GIVEN TASK A =>
Rewrite the part of the records that opens with the line containing "List all visible" and closes with the line containing "nucleus [493,906,514,923]" as a Markdown table with the columns Row and Line. Drop blank lines and leave the pictures out.
***** TEXT PASSAGE *****
Application of law to facts

[54] The Notice to Tender specifies the following:

The tender shall not be regarded as complete or bona fide and will be disqualified should the following not be submitted with the tender:

· The Fully Completed and Signed Tender Form

The following further documentation must be submitted with the tender:

· Preference Points Claim Form (MBD 6.1) in terms of the PP Regs, 2011

· B-BBEE Verification Certificate

Failure by the Tenderer to fill in and/or sign this Preference Points Claim Form (MBD 6.1) and submit a B-BBEE Verification Certificate together with the tender,  shall be interpreted to mean that preference points for a B-BBEE status level of contribution are not claimed.

Tenderers must submit the following documents for tender evaluation:

·

· Current Tax Clearance Certificate from SARS…

Failure to do so by the time the Evaluation Committee sits will deem the tender unresponsive.’ [109]

[55] Note 9 stipulated that the 90/10 preference point system would apply meaning that up to ten preference points would be allocated for a tenderer’s B-BBEE rating. Clearly the Notice to Tender distinguished between three types of documents each attracting different consequences for non-compliance. Non-compliance relating to the Certificate would result in no preference points being awarded. Unlike non-compliance with the tender form, non-compliance with the requirements for a Certificate would not disqualify the bid or render it unresponsive as would be the case for non-compliance with a valid tax clearance certificate.[110]

[56] Rodpaul does not challenge the reasonableness of the conditions of tender. Regulation 10(2) requires an original Certificate to be submitted. It contends that the requirement of an original Certificate is formal and not substantive. Furthermore, EThekwini did not take up its offer to submit an original Certificate after it emailed its Certificate. In any event its emailed Certificate was a ‘data message’ as defined in s 14 of the Electronic Communications and Transaction Act 14 of 2002.[111] I agree with counsel for Rodpaul that the emailed Certificate satisfies the requirement of submitting an original.
***** DATA SECTION *****
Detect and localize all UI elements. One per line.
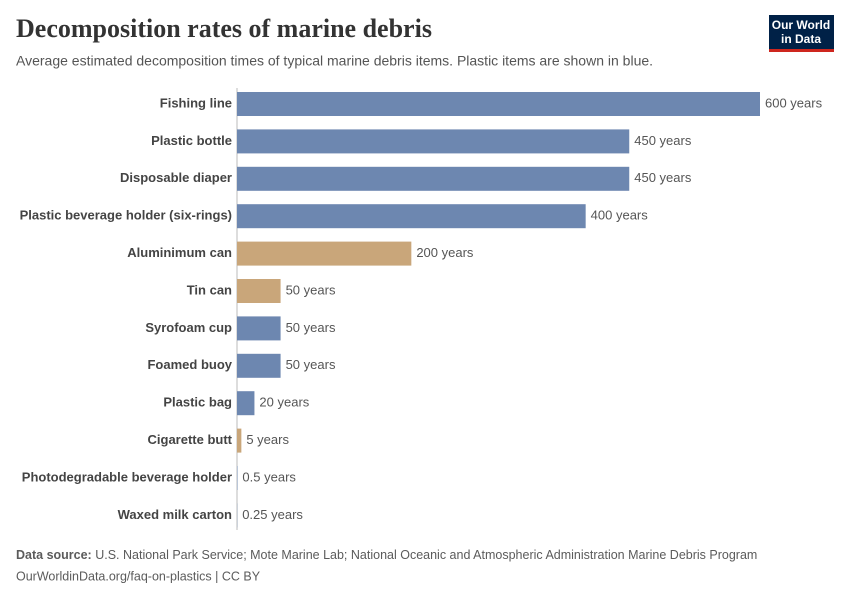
*****
***** DATA SECTION *****
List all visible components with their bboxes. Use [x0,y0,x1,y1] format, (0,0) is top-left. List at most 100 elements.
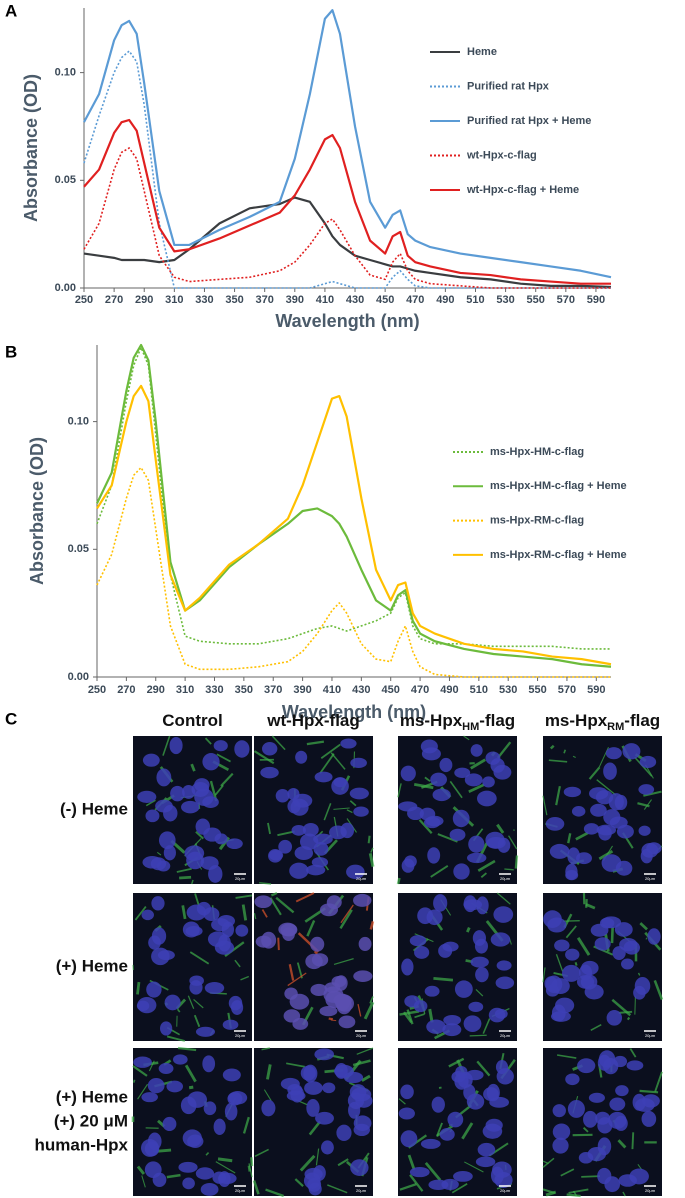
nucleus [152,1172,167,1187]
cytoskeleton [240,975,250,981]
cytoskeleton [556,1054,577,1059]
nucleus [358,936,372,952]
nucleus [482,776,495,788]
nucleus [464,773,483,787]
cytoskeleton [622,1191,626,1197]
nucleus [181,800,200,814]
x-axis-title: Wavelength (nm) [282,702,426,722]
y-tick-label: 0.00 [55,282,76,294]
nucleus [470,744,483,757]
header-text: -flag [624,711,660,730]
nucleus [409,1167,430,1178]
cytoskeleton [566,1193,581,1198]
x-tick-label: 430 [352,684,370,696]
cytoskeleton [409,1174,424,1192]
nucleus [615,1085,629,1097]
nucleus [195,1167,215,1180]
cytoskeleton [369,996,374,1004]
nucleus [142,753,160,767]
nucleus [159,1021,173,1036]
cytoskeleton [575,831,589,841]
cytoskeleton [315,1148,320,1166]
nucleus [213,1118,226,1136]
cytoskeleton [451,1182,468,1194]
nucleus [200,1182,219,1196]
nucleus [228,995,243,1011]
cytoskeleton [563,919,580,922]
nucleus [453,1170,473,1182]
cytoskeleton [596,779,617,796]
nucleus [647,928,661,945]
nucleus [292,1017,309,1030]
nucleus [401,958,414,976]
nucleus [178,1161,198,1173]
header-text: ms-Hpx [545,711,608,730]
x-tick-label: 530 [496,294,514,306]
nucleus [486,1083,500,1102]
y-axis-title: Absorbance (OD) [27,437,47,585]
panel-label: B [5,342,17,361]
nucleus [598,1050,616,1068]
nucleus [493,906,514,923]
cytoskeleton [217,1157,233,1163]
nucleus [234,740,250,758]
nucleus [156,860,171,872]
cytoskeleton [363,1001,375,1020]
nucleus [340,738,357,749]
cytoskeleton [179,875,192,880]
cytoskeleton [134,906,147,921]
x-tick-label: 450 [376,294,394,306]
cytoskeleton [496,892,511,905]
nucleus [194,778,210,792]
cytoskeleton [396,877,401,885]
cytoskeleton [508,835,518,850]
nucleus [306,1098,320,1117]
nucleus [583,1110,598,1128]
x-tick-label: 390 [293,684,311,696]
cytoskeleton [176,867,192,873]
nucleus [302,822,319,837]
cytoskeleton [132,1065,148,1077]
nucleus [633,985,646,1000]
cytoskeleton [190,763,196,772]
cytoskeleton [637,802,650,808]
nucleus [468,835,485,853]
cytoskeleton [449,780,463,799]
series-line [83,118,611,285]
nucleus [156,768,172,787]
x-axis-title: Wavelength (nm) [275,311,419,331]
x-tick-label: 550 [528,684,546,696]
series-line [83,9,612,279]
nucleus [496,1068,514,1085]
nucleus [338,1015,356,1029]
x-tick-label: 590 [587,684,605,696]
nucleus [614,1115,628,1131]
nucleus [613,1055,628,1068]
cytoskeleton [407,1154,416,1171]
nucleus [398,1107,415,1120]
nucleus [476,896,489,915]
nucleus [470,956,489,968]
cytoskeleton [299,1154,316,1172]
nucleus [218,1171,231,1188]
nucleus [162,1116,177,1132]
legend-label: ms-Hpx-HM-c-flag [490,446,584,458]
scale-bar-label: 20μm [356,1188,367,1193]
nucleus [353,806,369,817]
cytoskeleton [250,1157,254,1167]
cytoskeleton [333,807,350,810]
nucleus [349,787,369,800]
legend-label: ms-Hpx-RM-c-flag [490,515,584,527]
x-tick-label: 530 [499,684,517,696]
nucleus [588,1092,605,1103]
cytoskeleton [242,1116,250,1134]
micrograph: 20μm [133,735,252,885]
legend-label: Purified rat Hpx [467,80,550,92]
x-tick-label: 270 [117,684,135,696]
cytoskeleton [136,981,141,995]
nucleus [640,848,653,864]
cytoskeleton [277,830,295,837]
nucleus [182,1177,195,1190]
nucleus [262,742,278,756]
*****
GIVEN TASK B =>
According to the tender excerpt, what preference point system did Note 9 say would apply?

TASK OUTPUT A =>
| Row | Line |
|---|---|
| 1 | List all visible components with their bboxes. Use [x0,y0,x1,y1] format, (0,0) is top-left. List at most 100 elements. |
| 2 | nucleus [152,1172,167,1187] |
| 3 | cytoskeleton [240,975,250,981] |
| 4 | cytoskeleton [556,1054,577,1059] |
| 5 | nucleus [358,936,372,952] |
| 6 | nucleus [482,776,495,788] |
| 7 | nucleus [464,773,483,787] |
| 8 | cytoskeleton [622,1191,626,1197] |
| 9 | nucleus [181,800,200,814] |
| 10 | x-axis-title: Wavelength (nm) [282,702,426,722] |
| 11 | y-tick-label: 0.00 [55,282,76,294] |
| 12 | nucleus [470,744,483,757] |
| 13 | header-text: -flag [624,711,660,730] |
| 14 | nucleus [409,1167,430,1178] |
| 15 | cytoskeleton [566,1193,581,1198] |
| 16 | x-tick-label: 430 [352,684,370,696] |
| 17 | cytoskeleton [409,1174,424,1192] |
| 18 | nucleus [615,1085,629,1097] |
| 19 | nucleus [195,1167,215,1180] |
| 20 | cytoskeleton [369,996,374,1004] |
| 21 | nucleus [142,753,160,767] |
| 22 | nucleus [159,1021,173,1036] |
| 23 | cytoskeleton [575,831,589,841] |
| 24 | cytoskeleton [315,1148,320,1166] |
| 25 | nucleus [213,1118,226,1136] |
| 26 | cytoskeleton [451,1182,468,1194] |
| 27 | nucleus [200,1182,219,1196] |
| 28 | nucleus [228,995,243,1011] |
| 29 | cytoskeleton [563,919,580,922] |
| 30 | nucleus [453,1170,473,1182] |
| 31 | cytoskeleton [596,779,617,796] |
| 32 | nucleus [647,928,661,945] |
| 33 | nucleus [292,1017,309,1030] |
| 34 | nucleus [401,958,414,976] |
| 35 | nucleus [178,1161,198,1173] |
| 36 | header-text: ms-Hpx [545,711,608,730] |
| 37 | x-tick-label: 530 [496,294,514,306] |
| 38 | nucleus [486,1083,500,1102] |
| 39 | y-axis-title: Absorbance (OD) [27,437,47,585] |
| 40 | panel-label: B [5,342,17,361] |
| 41 | nucleus [598,1050,616,1068] |
| 42 | nucleus [493,906,514,923] |

TASK OUTPUT B =>
The 90/10 preference point system.